§ Short exercise
Pick out all lines in the listing holding the string "joka" and copy them.

-- Begin Task data --

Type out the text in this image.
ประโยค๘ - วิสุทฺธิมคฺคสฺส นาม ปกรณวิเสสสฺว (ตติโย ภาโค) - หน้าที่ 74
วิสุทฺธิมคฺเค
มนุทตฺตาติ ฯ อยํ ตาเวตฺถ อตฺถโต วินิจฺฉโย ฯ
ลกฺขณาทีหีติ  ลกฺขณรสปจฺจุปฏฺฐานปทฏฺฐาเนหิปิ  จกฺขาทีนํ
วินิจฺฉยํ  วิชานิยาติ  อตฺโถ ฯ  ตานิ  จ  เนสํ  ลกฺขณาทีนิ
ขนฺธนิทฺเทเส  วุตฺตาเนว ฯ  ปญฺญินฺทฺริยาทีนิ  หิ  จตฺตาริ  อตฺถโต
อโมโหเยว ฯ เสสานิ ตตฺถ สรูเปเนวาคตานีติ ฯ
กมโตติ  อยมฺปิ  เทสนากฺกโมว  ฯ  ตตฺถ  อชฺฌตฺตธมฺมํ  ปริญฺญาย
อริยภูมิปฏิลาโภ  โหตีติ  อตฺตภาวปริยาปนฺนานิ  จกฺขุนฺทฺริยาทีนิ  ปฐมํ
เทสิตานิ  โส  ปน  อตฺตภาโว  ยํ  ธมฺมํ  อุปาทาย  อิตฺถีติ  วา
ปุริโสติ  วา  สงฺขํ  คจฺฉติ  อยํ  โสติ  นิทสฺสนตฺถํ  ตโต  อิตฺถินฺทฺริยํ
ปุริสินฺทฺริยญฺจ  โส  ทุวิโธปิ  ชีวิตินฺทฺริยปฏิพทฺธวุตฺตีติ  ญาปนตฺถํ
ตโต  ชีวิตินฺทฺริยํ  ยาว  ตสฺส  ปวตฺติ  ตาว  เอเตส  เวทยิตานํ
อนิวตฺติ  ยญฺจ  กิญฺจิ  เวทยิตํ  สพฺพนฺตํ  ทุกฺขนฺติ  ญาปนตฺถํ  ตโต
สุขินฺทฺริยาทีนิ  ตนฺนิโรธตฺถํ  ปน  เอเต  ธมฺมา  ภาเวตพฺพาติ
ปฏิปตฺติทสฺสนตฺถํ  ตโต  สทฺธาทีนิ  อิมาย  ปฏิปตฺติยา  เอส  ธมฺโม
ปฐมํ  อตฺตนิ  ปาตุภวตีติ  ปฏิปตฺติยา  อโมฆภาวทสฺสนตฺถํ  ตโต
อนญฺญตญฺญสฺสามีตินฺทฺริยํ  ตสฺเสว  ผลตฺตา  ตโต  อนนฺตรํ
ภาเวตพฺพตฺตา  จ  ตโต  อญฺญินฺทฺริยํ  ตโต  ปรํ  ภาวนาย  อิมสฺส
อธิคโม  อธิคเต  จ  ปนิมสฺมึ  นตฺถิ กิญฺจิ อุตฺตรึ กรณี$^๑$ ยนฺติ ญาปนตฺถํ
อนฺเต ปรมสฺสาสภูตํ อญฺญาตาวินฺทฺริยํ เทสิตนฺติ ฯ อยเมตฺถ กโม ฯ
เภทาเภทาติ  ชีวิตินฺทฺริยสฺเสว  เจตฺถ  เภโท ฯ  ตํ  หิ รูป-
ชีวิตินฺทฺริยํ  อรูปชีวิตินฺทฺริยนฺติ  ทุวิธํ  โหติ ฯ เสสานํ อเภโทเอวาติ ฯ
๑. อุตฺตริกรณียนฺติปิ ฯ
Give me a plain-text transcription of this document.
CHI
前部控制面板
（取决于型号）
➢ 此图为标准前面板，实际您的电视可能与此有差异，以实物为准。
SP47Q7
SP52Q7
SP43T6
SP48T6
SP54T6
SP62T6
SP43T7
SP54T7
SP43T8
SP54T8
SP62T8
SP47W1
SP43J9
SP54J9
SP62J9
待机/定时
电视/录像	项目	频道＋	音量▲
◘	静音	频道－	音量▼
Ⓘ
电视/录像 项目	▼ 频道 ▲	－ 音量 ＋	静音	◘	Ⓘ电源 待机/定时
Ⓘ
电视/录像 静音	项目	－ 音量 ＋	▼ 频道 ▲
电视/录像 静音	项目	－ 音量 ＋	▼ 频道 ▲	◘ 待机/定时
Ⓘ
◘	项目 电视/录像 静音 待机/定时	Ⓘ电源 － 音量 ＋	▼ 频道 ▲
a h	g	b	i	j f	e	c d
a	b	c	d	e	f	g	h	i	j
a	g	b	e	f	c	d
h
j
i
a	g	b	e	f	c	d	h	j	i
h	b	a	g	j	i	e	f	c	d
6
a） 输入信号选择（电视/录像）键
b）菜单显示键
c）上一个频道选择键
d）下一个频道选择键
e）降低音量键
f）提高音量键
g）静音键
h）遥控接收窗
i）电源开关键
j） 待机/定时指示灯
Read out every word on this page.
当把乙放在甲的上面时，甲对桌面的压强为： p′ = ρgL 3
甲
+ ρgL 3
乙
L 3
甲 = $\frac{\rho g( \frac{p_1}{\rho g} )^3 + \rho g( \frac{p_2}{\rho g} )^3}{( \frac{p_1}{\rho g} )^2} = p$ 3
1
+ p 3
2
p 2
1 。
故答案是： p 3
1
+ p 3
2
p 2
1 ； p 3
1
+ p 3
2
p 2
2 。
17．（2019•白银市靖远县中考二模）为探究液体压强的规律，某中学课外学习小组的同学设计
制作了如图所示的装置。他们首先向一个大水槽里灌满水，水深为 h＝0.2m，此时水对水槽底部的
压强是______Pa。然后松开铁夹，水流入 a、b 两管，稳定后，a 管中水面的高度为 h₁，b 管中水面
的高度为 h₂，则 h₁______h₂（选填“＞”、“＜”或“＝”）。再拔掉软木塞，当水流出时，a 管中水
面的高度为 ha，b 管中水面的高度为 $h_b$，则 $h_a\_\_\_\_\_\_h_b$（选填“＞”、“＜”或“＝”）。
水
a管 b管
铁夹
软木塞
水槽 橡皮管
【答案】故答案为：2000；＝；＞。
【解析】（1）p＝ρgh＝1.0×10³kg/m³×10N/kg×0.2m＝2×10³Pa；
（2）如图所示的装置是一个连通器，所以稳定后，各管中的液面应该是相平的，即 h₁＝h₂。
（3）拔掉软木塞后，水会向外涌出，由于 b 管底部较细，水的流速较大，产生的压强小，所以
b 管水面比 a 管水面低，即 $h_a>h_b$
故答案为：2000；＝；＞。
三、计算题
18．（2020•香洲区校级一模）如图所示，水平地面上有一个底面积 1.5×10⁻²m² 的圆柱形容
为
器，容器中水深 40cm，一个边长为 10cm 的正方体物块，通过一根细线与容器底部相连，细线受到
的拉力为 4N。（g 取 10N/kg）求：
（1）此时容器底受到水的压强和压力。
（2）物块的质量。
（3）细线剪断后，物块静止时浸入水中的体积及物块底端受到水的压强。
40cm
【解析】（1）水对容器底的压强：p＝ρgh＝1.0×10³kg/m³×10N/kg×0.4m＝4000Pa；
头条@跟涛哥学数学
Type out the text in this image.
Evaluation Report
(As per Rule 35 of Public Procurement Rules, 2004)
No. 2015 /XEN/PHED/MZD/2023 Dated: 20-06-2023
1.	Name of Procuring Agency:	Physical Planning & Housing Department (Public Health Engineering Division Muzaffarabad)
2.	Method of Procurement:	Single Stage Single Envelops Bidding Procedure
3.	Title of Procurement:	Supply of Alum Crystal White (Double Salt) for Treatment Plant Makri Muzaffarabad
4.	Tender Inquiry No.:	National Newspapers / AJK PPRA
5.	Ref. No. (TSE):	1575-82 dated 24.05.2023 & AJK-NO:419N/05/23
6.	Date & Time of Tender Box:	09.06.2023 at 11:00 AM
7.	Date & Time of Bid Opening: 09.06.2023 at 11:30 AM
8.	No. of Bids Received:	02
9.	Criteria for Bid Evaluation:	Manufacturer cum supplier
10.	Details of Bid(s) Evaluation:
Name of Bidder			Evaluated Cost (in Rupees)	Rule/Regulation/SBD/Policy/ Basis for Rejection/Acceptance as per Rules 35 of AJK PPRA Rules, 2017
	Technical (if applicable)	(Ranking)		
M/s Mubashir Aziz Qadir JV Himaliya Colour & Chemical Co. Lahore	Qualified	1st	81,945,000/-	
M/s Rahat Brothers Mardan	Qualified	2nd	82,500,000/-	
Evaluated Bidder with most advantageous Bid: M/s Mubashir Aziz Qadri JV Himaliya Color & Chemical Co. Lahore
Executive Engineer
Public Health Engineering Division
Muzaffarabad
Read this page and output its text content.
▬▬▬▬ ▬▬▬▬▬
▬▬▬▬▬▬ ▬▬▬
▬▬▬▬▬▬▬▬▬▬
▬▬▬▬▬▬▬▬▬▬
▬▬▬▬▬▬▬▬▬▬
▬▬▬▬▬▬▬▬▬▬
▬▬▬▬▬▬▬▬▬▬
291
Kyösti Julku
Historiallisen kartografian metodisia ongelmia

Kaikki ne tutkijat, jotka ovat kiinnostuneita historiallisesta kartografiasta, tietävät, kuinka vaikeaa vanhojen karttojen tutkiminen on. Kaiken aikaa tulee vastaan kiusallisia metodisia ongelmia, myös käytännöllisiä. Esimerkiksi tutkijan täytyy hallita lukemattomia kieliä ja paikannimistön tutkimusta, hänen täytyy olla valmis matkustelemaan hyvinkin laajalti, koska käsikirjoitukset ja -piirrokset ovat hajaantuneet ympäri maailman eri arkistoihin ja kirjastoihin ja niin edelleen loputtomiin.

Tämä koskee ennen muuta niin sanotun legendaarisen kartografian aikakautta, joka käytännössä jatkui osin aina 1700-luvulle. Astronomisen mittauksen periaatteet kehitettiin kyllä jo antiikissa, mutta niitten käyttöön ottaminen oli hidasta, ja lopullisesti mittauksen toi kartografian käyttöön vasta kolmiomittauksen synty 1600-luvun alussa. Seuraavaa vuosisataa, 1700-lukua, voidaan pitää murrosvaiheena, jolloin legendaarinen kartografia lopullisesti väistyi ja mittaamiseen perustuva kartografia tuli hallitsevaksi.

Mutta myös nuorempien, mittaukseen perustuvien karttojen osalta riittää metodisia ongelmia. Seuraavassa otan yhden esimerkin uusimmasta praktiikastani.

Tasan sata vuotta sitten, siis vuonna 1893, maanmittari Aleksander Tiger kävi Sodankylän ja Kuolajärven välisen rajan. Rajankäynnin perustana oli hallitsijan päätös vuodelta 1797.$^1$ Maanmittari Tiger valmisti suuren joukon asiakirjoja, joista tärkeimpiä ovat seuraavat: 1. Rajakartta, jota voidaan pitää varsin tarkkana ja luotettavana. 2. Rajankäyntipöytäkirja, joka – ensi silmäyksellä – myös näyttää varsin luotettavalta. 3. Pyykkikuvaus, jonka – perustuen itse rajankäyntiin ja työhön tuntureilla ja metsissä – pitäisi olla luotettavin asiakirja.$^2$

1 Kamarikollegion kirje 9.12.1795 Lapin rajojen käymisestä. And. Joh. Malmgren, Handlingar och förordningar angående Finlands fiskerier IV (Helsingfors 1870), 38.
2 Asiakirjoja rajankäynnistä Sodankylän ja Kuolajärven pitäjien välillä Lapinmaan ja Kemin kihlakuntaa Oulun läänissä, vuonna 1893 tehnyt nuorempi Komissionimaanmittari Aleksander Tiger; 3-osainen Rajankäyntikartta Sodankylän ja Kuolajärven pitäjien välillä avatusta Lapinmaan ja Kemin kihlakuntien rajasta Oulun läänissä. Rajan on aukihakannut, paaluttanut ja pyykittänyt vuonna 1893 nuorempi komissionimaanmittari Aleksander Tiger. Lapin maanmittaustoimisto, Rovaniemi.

-- End Task data --

§ Exercise output
Tämä koskee ennen muuta niin sanotun legendaarisen kartografian aikakautta, joka käytännössä jatkui osin aina 1700-luvulle. Astronomisen mittauksen periaatteet kehitettiin kyllä jo antiikissa, mutta niitten käyttöön ottaminen oli hidasta, ja lopullisesti mittauksen toi kartografian käyttöön vasta kolmiomittauksen synty 1600-luvun alussa. Seuraavaa vuosisataa, 1700-lukua, voidaan pitää murrosvaiheena, jolloin legendaarinen kartografia lopullisesti väistyi ja mittaamiseen perustuva kartografia tuli hallitsevaksi.
Tasan sata vuotta sitten, siis vuonna 1893, maanmittari Aleksander Tiger kävi Sodankylän ja Kuolajärven välisen rajan. Rajankäynnin perustana oli hallitsijan päätös vuodelta 1797.$^1$ Maanmittari Tiger valmisti suuren joukon asiakirjoja, joista tärkeimpiä ovat seuraavat: 1. Rajakartta, jota voidaan pitää varsin tarkkana ja luotettavana. 2. Rajankäyntipöytäkirja, joka – ensi silmäyksellä – myös näyttää varsin luotettavalta. 3. Pyykkikuvaus, jonka – perustuen itse rajankäyntiin ja työhön tuntureilla ja metsissä – pitäisi olla luotettavin asiakirja.$^2$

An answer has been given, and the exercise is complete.